## The request:
Only the lines holding the string "with" are needed. Copy each one.

-- start --

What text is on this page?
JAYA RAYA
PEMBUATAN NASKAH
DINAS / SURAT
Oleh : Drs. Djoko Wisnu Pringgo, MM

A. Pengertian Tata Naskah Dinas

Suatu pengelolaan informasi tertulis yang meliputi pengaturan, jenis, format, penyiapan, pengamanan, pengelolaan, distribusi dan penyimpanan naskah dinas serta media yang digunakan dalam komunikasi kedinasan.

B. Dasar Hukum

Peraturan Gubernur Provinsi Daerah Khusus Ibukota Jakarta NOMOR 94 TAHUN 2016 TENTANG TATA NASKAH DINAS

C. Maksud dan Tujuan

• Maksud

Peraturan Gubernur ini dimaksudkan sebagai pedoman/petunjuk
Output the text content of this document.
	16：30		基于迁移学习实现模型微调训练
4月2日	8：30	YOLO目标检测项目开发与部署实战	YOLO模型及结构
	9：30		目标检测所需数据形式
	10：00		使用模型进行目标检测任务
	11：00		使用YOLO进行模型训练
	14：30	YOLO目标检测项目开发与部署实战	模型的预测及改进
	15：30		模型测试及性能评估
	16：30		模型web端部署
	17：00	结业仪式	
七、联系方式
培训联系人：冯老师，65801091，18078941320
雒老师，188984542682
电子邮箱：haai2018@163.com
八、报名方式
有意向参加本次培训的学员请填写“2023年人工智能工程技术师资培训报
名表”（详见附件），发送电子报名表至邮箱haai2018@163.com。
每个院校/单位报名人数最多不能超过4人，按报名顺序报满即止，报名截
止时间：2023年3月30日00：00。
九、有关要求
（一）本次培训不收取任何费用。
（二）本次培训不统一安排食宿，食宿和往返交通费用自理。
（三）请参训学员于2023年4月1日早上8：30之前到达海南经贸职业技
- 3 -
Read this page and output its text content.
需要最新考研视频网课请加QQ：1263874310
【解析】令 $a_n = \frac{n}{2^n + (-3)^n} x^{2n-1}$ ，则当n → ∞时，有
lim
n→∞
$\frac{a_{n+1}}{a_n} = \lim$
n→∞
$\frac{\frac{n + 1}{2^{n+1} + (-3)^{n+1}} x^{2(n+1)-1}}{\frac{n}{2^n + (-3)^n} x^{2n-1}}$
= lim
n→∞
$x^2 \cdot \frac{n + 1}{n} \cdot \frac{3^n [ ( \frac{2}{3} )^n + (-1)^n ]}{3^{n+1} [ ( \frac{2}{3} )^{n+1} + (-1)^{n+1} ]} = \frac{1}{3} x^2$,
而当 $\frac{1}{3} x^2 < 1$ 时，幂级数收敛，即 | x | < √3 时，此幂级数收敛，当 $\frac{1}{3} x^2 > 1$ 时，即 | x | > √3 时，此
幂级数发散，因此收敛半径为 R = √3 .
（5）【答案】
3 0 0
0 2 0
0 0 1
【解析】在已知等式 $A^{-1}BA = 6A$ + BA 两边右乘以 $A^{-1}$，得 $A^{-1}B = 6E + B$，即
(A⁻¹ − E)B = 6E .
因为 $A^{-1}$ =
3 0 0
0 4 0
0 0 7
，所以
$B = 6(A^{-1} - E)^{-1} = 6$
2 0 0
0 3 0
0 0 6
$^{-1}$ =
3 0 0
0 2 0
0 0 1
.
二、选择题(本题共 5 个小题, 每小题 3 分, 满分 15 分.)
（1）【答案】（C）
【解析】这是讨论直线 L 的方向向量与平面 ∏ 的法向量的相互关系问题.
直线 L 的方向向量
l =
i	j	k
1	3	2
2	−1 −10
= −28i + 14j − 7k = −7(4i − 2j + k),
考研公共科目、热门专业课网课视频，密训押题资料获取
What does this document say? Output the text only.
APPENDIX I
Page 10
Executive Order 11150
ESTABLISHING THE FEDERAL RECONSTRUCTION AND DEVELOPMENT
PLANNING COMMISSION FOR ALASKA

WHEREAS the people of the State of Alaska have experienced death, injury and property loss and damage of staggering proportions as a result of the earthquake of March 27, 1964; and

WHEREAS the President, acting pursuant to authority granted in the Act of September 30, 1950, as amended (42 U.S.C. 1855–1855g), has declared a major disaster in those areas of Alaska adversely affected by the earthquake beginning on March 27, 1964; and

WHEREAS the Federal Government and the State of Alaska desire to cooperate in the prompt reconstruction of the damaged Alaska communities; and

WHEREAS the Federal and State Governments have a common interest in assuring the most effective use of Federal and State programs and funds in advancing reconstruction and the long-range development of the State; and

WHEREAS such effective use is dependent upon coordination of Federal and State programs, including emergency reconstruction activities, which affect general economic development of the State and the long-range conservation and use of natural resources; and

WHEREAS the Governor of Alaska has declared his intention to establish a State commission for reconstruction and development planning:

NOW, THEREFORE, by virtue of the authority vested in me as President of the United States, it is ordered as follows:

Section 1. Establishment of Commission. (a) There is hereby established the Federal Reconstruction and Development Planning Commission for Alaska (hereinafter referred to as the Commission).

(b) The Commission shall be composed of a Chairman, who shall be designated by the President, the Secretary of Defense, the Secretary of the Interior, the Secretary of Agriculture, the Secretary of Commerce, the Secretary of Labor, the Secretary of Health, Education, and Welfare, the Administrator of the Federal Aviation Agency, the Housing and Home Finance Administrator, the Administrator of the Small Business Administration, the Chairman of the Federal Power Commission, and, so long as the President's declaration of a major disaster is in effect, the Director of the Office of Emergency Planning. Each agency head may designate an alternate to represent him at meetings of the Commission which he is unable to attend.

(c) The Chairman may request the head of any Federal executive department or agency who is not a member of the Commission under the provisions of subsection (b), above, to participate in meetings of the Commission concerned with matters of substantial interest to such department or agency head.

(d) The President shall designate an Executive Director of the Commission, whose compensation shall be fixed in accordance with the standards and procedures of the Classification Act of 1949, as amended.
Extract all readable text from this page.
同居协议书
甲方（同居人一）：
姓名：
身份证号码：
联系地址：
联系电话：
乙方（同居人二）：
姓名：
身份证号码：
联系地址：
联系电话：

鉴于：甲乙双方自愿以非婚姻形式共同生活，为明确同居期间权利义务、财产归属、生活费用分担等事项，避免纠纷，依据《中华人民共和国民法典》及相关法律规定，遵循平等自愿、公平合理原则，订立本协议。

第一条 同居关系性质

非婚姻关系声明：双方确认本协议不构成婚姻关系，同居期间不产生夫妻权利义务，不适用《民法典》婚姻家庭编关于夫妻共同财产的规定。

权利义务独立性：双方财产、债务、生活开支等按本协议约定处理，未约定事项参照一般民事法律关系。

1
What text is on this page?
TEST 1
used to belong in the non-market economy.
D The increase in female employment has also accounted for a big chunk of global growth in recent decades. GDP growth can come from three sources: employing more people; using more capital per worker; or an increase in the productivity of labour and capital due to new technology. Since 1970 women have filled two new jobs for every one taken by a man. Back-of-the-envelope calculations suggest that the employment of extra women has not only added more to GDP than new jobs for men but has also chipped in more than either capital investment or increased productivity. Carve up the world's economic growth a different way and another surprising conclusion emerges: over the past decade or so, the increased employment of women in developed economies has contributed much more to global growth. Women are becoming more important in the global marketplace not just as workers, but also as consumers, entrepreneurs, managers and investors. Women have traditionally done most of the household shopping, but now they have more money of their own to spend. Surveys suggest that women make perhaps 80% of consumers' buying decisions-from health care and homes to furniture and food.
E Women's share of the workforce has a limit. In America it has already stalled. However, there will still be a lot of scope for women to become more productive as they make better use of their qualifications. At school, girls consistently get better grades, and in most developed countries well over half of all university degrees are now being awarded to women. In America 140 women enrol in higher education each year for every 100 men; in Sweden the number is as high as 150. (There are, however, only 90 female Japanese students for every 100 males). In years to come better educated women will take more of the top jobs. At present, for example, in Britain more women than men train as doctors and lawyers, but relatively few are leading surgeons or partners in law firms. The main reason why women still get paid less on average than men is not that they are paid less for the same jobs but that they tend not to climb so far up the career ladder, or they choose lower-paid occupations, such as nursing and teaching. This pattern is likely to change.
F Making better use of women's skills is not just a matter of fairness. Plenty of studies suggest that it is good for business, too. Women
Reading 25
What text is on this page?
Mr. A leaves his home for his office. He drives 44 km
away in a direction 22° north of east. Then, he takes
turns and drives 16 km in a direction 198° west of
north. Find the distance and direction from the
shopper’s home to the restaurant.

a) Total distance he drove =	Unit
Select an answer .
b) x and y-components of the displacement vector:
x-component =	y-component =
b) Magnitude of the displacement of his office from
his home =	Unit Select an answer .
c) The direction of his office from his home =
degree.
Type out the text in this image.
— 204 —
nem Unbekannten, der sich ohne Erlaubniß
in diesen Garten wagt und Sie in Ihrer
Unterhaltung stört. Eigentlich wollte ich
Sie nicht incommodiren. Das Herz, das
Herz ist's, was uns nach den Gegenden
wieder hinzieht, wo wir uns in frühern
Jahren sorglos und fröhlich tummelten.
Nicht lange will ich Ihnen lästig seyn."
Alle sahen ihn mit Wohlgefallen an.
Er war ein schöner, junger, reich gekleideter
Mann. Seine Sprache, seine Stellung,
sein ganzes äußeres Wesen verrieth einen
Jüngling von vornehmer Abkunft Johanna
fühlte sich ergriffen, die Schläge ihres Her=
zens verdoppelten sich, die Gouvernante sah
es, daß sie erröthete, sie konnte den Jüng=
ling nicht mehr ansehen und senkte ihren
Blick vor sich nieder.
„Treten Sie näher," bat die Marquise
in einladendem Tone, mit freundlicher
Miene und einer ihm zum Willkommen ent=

-- end --

## Result:
(c) The Chairman may request the head of any Federal executive department or agency who is not a member of the Commission under the provisions of subsection (b), above, to participate in meetings of the Commission concerned with matters of substantial interest to such department or agency head.
(d) The President shall designate an Executive Director of the Commission, whose compensation shall be fixed in accordance with the standards and procedures of the Classification Act of 1949, as amended.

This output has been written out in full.